### [GIVEN EXERCISE]
Where a line contains the word "декабря", copy that line.

### [RECORDS SUPPLIED]
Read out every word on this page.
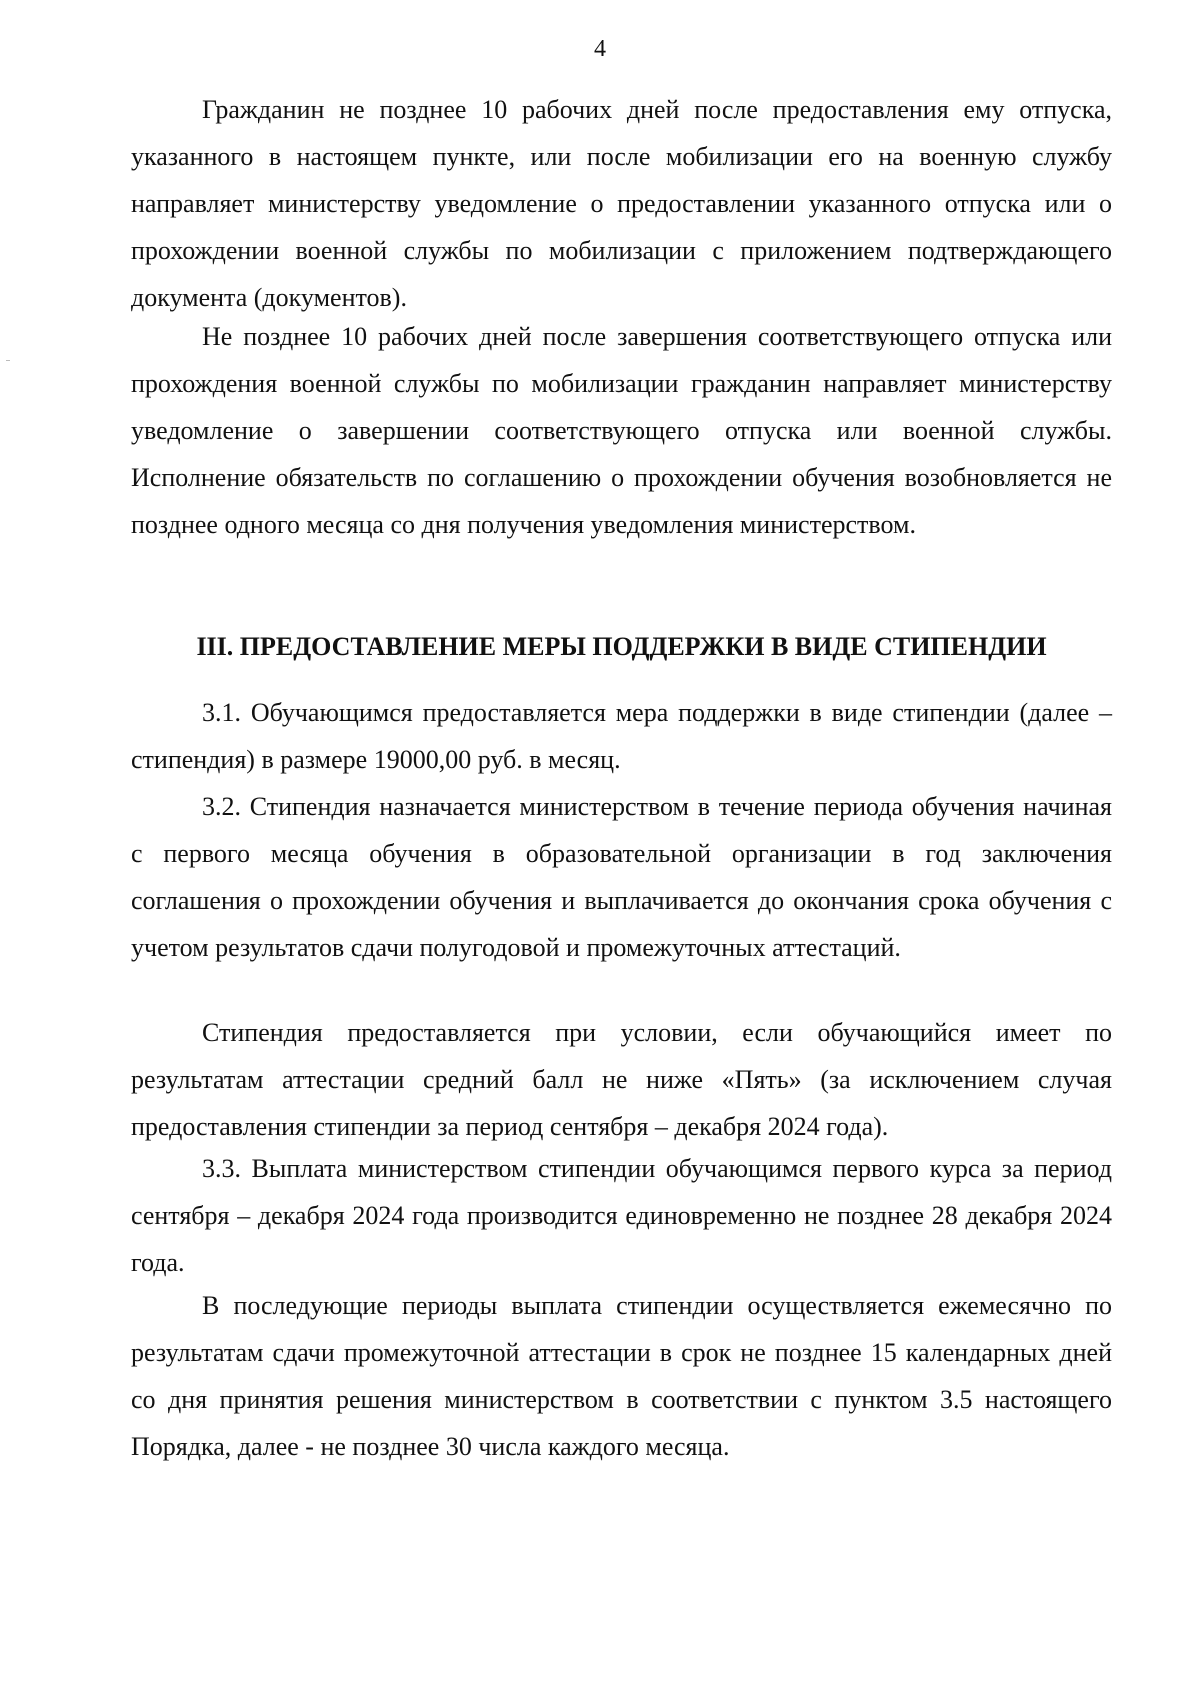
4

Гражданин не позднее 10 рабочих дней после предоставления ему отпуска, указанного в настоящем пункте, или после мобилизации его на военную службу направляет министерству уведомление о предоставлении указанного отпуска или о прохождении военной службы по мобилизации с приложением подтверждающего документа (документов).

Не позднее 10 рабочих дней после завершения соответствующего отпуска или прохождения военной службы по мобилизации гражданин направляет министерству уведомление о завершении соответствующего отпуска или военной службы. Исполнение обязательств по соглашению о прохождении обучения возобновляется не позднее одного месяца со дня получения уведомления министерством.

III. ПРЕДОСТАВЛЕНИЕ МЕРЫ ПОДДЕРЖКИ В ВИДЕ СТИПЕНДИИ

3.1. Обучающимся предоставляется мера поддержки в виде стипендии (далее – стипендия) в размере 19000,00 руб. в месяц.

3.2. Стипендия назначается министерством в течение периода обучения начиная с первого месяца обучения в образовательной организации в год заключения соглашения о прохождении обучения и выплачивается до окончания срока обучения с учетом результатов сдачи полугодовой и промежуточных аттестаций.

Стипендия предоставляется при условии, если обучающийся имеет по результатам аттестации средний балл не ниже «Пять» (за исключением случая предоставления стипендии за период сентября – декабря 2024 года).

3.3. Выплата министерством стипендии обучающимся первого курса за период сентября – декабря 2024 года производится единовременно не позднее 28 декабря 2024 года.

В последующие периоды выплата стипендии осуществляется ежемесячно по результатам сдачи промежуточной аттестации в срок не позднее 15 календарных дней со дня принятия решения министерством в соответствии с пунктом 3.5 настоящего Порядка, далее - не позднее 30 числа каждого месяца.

--

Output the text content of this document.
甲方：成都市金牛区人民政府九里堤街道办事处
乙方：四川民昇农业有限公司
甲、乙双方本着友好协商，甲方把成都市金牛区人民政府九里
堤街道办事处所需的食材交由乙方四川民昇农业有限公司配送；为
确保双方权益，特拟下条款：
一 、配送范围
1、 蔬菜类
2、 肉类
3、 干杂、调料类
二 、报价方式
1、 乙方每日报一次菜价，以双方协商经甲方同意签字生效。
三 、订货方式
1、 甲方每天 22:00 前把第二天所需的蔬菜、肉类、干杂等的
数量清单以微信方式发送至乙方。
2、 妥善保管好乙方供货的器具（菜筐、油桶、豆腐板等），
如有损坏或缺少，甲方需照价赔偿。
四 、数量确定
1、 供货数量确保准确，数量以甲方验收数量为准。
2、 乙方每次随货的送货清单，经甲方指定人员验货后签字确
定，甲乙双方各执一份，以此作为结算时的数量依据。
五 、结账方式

### [RESULT]
Стипендия предоставляется при условии, если обучающийся имеет по результатам аттестации средний балл не ниже «Пять» (за исключением случая предоставления стипендии за период сентября – декабря 2024 года).
3.3. Выплата министерством стипендии обучающимся первого курса за период сентября – декабря 2024 года производится единовременно не позднее 28 декабря 2024 года.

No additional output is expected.